• Excerto do documento
Informações Clínicas para o Público

Bexiga hiperativa

A Síndrome de Bexiga Hiperativa é definida pela International Continence Society como correspondendo à imperiosidade com ou sem incontinência associada, geralmente com aumento da frequência diurna e nocturna. Por outro lado, pode definir-se imperiosidade como a ocorrência de um desejo súbito de urinar, perante o qual é difícil adiar a micção.

Trata-se de uma situação frequente, presente em ambos os sexos e que tende a aumentar com a idade. Nem sempre é compreendida pelos doentes como sendo patológica, mesmo que tenha implicações, por vezes graves, na sua qualidade de vida. É frequente os doentes habituarem-se a urinar antes de sair de casa ou a sentarem-se mais próximos da saída em locais públicos onde sabem que o acesso à casa-de-banho pode ser mais difícil.

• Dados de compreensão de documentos
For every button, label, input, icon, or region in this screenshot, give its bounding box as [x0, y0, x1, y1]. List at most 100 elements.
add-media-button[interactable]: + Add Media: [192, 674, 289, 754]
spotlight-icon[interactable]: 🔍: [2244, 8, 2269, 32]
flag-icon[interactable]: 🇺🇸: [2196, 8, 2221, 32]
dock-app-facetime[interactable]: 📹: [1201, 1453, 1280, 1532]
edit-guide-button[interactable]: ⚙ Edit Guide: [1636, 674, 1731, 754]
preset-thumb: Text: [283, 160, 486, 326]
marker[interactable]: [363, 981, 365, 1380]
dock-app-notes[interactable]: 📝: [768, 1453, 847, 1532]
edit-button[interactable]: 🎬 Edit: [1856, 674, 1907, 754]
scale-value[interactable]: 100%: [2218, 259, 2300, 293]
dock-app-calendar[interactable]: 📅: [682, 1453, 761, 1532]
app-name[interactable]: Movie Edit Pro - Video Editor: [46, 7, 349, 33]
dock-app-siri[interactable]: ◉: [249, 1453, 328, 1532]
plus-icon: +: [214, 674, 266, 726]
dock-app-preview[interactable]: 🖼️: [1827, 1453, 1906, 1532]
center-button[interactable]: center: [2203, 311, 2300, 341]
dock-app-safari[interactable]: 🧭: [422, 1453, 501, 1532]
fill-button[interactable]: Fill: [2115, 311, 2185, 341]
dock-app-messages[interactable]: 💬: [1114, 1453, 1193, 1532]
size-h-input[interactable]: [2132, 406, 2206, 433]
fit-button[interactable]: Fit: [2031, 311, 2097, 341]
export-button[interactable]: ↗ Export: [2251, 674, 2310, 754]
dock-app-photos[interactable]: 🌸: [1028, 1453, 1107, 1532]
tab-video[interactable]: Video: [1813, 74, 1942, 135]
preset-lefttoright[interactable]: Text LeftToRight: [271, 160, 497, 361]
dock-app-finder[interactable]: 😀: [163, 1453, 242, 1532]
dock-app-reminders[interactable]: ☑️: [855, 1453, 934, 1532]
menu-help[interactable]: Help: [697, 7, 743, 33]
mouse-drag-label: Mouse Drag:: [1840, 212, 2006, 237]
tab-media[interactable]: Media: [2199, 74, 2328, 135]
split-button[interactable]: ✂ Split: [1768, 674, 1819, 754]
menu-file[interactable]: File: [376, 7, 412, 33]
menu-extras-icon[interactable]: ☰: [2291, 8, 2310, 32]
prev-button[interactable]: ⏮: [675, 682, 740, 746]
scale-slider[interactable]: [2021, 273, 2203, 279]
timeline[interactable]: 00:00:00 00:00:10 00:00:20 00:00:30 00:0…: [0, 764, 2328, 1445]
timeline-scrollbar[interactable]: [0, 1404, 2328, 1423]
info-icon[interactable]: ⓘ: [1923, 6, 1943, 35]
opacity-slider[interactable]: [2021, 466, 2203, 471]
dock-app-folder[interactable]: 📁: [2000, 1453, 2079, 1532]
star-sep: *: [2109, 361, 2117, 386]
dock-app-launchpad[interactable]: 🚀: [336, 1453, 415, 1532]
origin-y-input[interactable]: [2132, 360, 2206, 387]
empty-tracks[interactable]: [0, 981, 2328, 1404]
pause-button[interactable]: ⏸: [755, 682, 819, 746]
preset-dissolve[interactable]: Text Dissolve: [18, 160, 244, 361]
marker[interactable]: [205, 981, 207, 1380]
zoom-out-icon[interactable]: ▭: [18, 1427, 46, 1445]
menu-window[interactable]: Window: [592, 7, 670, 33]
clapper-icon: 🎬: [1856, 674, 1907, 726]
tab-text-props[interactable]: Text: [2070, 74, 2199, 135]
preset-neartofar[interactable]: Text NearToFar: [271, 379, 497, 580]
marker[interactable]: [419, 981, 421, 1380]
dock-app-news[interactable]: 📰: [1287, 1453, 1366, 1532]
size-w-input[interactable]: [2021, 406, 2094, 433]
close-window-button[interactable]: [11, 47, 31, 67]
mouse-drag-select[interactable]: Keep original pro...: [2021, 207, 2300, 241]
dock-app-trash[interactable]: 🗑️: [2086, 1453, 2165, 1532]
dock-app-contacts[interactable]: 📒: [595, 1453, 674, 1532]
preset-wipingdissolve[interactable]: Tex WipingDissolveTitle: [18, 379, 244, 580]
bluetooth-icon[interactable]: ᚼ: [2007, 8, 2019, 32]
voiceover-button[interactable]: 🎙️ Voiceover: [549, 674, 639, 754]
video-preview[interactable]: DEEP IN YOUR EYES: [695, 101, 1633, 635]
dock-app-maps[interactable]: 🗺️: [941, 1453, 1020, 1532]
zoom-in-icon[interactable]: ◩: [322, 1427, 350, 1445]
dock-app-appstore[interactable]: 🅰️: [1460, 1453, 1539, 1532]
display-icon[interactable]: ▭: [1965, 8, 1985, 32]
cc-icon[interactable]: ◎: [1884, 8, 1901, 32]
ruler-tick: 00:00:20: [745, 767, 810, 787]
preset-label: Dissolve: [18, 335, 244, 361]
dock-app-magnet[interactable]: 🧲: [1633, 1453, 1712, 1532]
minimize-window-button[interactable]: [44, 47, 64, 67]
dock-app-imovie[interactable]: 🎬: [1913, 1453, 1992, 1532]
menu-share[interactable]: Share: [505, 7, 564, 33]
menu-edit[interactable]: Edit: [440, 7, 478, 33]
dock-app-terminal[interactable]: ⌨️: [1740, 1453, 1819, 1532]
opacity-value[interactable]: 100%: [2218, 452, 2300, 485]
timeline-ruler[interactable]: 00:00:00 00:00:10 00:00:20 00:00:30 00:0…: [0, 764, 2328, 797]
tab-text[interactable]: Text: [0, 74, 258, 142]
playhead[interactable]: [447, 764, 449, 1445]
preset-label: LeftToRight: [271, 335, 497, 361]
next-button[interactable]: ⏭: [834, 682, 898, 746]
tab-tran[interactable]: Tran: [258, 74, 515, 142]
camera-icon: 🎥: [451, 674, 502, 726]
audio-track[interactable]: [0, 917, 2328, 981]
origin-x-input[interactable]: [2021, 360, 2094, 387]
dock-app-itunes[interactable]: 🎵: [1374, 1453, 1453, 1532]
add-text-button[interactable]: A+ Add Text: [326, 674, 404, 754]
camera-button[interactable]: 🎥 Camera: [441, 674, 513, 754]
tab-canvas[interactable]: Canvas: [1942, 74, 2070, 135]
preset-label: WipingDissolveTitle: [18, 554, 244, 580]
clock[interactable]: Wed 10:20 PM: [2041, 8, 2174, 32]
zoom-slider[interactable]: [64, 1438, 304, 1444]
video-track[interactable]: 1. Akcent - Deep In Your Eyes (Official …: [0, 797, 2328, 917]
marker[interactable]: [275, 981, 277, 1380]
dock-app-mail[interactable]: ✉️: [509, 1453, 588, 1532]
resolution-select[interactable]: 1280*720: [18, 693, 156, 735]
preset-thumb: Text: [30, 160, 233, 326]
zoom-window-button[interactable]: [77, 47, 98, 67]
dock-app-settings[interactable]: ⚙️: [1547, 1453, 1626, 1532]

• Questões de estudo
a - Responda às perguntas seguintes com base no texto sobre bexiga hiperativa.
(i) Que entidade define a Síndrome de Bexiga Hiperativa?
(ii) Como se pode definir imperiosidade?
(iii) Segundo o texto, como tende a evoluir a frequência desta situação com a idade?
b - Retome o texto sobre bexiga hiperativa a partir da última frase apresentada.

• Respostas por tarefa
a -
(i) A International Continence Society.
(ii) Como a ocorrência de um desejo súbito de urinar, perante o qual é difícil adiar a micção.
(iii) Tende a aumentar com a idade.

b -
Perante a presença deste tipo de sintomas, deve ser feita uma análise cuidada e individualizada com o objetivo de excluir possíveis causas identificáveis para o quadro clínico. Quando não é encontrada nenhuma justificação para a sintomatologia, poder-se-á estar efetivamente perante uma síndrome de bexiga hiperativa, já que o mesmo quadro clínico pode surgir no contexto de outras doenças e melhorar com o tratamento da doença que originou o quadro. A base fisiológica da ocorrência dos episódios de urgência é geralmente a hiperatividade do detrusor, ou seja, a geração de contrações involuntárias do músculo da bexiga, que envia um sinal ao cérebro criando uma sensação de desejo urgente de urinar. Por vezes pode verificar-se incontinência urinária associada aquando da contração do detrusor.

O diagnóstico de Síndrome de Bexiga Hiperativa pode ser feito clinicamente ou requerer a realização de exames complementares de diagnóstico, nomeadamente o Estudo urodinêmico, em casos de dúvida diagnóstica ou resposta insatisfatória ao tratamento instituído com base em dados clínicos.

O tratamento de 1ª linha é medicamentoso, ainda que, em casos complexos possa haver necessidade de realização de pequenas intervenções cirúrgicas para controlo da sintomatologia e aumento da qualidade de vida do paciente.